SET TASK: Look through the data below. Show each line where the string "true" occurs.

Data items:
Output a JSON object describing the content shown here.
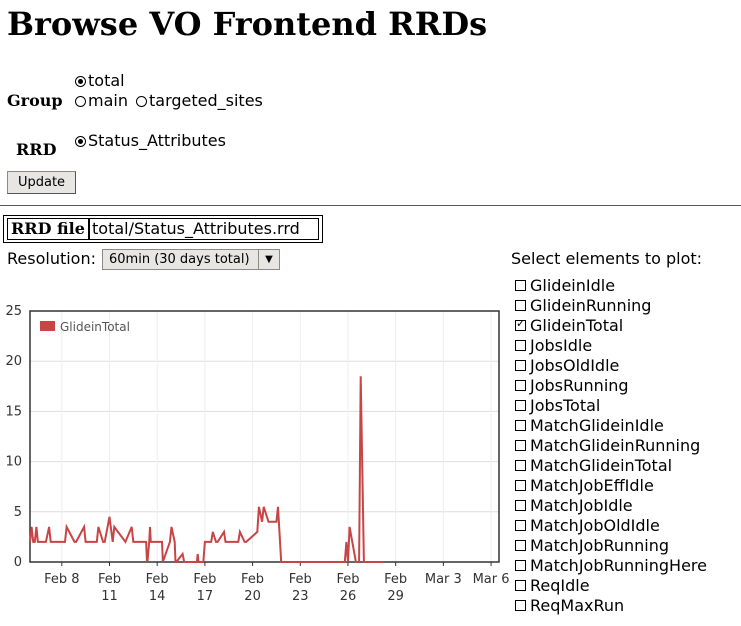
{
  "page": {
    "title": "Browse VO Frontend RRDs"
  },
  "group": {
    "label": "Group",
    "options": [
      {
        "label": "total",
        "selected": true
      },
      {
        "label": "main",
        "selected": false
      },
      {
        "label": "targeted_sites",
        "selected": false
      }
    ]
  },
  "rrd": {
    "label": "RRD",
    "options": [
      {
        "label": "Status_Attributes",
        "selected": true
      }
    ]
  },
  "update_label": "Update",
  "rrd_file": {
    "label": "RRD file",
    "value": "total/Status_Attributes.rrd"
  },
  "resolution": {
    "label": "Resolution:",
    "selected": "60min (30 days total)"
  },
  "elements": {
    "heading": "Select elements to plot:",
    "items": [
      {
        "label": "GlideinIdle",
        "checked": false
      },
      {
        "label": "GlideinRunning",
        "checked": false
      },
      {
        "label": "GlideinTotal",
        "checked": true
      },
      {
        "label": "JobsIdle",
        "checked": false
      },
      {
        "label": "JobsOldIdle",
        "checked": false
      },
      {
        "label": "JobsRunning",
        "checked": false
      },
      {
        "label": "JobsTotal",
        "checked": false
      },
      {
        "label": "MatchGlideinIdle",
        "checked": false
      },
      {
        "label": "MatchGlideinRunning",
        "checked": false
      },
      {
        "label": "MatchGlideinTotal",
        "checked": false
      },
      {
        "label": "MatchJobEffIdle",
        "checked": false
      },
      {
        "label": "MatchJobIdle",
        "checked": false
      },
      {
        "label": "MatchJobOldIdle",
        "checked": false
      },
      {
        "label": "MatchJobRunning",
        "checked": false
      },
      {
        "label": "MatchJobRunningHere",
        "checked": false
      },
      {
        "label": "ReqIdle",
        "checked": false
      },
      {
        "label": "ReqMaxRun",
        "checked": false
      }
    ]
  },
  "chart_data": {
    "type": "line",
    "series": [
      {
        "name": "GlideinTotal",
        "color": "#c84545",
        "x": [
          6,
          6.1,
          6.2,
          6.3,
          6.4,
          6.5,
          7,
          7.2,
          7.3,
          8.2,
          8.3,
          8.8,
          8.9,
          9.4,
          9.5,
          10.2,
          10.3,
          10.6,
          10.7,
          11,
          11.2,
          11.3,
          12,
          12.4,
          12.5,
          13.3,
          13.35,
          13.4,
          13.5,
          13.55,
          13.6,
          14.3,
          14.35,
          14.4,
          14.8,
          14.9,
          15.1,
          15.15,
          15.2,
          15.6,
          15.7,
          16.5,
          16.55,
          16.6,
          16.9,
          17,
          17.2,
          17.4,
          17.5,
          17.7,
          17.8,
          18.2,
          18.3,
          18.5,
          19.1,
          19.2,
          19.5,
          19.6,
          20.3,
          20.4,
          20.6,
          20.7,
          21,
          21.1,
          21.5,
          21.6,
          21.8,
          25.8,
          25.9,
          26,
          26.1,
          26.5,
          26.6,
          26.7,
          26.8,
          27,
          27.05,
          27.1,
          27.2,
          27.3,
          27.5,
          27.6,
          28.2
        ],
        "values": [
          2,
          3.5,
          2,
          2,
          3.5,
          2,
          2,
          3.5,
          2,
          2,
          3.5,
          2,
          2,
          3.5,
          2,
          2,
          3.5,
          2,
          2,
          4.5,
          2,
          3.5,
          2,
          3.5,
          2,
          2,
          0.2,
          0.2,
          2,
          3.5,
          2,
          2,
          0.2,
          0.2,
          2,
          3.5,
          2,
          0,
          0,
          0.8,
          0,
          0,
          0.8,
          0,
          0,
          2,
          2,
          2,
          3,
          2,
          2,
          3,
          2,
          2,
          2,
          3,
          2,
          2,
          3,
          5.5,
          4,
          5.5,
          4,
          4,
          4,
          5.5,
          0,
          0,
          2,
          0,
          3.5,
          0,
          0,
          0,
          18.5,
          0,
          0,
          0,
          0,
          0,
          0,
          0,
          0
        ]
      }
    ],
    "x_ticks": [
      {
        "x": 8,
        "label": "Feb 8"
      },
      {
        "x": 11,
        "label": "Feb\n11"
      },
      {
        "x": 14,
        "label": "Feb\n14"
      },
      {
        "x": 17,
        "label": "Feb\n17"
      },
      {
        "x": 20,
        "label": "Feb\n20"
      },
      {
        "x": 23,
        "label": "Feb\n23"
      },
      {
        "x": 26,
        "label": "Feb\n26"
      },
      {
        "x": 29,
        "label": "Feb\n29"
      },
      {
        "x": 32,
        "label": "Mar 3"
      },
      {
        "x": 35,
        "label": "Mar 6"
      }
    ],
    "xlim": [
      6,
      35.5
    ],
    "ylim": [
      0,
      25
    ],
    "y_ticks": [
      0,
      5,
      10,
      15,
      20,
      25
    ],
    "grid": true,
    "legend": "top-left"
  }
}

ANSWER IN FULL:
        "selected": true
        "selected": true
        "checked": true
    "grid": true,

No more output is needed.